— TASK DETAILS —
Find how many lines contain "data" and state only that number.

— MATERIAL FOR THIS EXERCISE —
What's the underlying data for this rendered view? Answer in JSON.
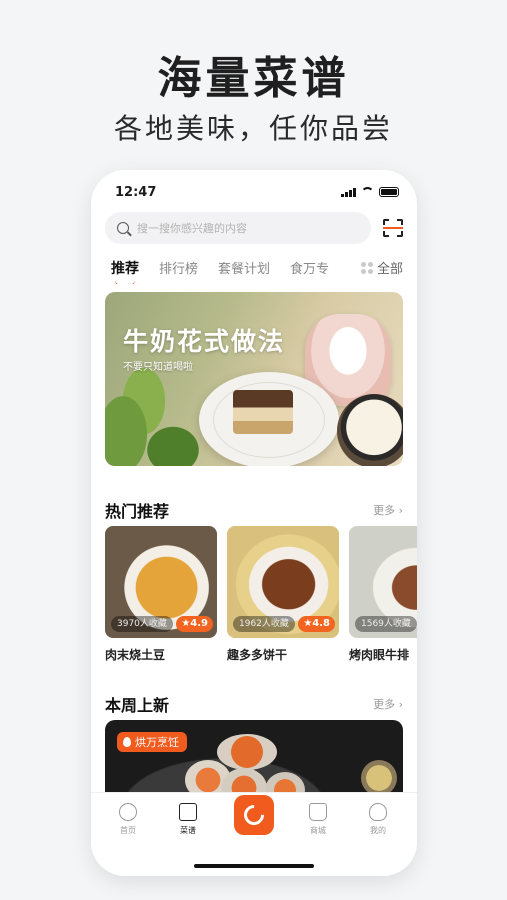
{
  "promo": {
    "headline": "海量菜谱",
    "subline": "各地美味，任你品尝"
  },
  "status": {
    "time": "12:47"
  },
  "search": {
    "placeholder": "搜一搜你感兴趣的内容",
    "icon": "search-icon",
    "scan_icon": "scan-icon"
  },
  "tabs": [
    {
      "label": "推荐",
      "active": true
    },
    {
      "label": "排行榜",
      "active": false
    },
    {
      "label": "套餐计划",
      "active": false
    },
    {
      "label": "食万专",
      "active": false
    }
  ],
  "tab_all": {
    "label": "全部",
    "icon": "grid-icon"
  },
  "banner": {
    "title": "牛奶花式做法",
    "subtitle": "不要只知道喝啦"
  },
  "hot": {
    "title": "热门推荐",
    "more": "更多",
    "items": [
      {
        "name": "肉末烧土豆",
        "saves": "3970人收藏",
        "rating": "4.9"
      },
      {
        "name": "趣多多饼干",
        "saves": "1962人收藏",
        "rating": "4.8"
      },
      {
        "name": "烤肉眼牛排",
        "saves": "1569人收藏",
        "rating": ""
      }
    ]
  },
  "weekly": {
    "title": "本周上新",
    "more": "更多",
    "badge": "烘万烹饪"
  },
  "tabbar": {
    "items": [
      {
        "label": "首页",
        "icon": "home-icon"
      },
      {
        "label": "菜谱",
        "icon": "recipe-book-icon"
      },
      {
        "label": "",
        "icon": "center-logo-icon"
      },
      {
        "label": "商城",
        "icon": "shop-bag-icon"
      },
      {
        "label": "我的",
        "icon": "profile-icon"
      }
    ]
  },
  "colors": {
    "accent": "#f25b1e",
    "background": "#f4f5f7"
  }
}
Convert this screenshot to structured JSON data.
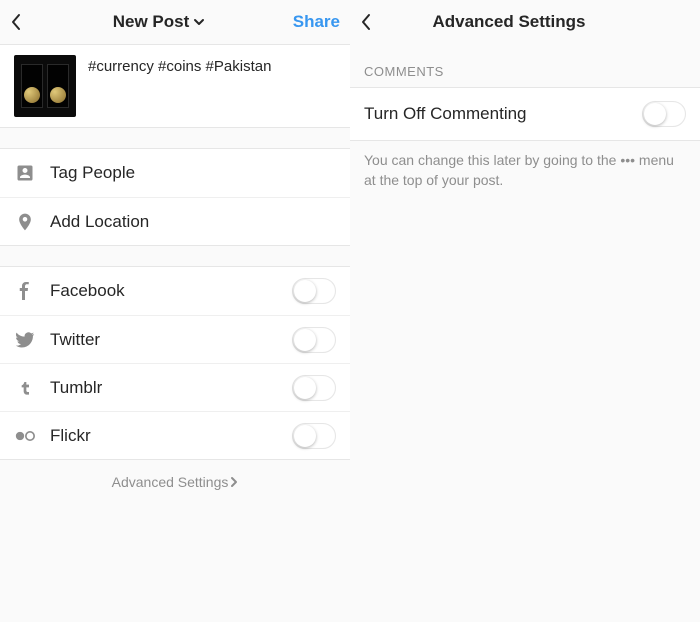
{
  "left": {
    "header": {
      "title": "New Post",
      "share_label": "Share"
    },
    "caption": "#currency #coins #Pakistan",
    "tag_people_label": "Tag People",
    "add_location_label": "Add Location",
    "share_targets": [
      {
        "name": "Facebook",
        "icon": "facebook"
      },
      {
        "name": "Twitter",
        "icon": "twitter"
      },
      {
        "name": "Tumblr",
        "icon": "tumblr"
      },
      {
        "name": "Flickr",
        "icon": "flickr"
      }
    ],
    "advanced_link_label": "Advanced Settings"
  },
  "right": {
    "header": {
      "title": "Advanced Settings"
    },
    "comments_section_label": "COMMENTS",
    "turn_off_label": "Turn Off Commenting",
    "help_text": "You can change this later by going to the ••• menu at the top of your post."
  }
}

— WRITTEN REPLY —
2